Input material:
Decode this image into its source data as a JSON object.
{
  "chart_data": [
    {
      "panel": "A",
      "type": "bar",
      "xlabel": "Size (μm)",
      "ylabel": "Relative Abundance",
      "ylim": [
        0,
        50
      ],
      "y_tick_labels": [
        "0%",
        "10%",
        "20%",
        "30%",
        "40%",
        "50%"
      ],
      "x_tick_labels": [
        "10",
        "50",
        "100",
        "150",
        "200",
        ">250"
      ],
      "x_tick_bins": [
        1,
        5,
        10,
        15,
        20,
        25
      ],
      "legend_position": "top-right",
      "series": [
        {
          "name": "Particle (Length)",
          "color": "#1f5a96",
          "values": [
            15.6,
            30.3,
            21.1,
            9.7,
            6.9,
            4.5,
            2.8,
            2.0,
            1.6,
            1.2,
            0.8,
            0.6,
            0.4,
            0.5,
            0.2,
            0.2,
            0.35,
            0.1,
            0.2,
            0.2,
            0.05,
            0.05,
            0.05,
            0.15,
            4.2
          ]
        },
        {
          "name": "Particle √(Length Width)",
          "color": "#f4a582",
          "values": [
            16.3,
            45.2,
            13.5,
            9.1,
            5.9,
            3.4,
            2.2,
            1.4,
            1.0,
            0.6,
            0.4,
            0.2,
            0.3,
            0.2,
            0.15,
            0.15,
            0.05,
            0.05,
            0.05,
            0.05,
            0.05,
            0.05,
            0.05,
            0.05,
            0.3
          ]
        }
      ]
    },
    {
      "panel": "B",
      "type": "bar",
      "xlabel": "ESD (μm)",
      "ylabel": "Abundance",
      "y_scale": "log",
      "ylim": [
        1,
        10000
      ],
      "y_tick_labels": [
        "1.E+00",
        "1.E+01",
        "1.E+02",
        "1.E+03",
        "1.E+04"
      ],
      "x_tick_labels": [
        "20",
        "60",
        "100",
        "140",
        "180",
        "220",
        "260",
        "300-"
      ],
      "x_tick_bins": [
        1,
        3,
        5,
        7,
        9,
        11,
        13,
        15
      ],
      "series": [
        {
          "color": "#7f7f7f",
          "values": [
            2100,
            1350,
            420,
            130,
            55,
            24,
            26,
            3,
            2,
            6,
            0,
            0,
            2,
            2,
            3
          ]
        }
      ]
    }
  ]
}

What is being asked:
Copy out each line of the data where the string "Particle" appears.

Result of the exercise:
          "name": "Particle (Length)",
          "name": "Particle √(Length Width)",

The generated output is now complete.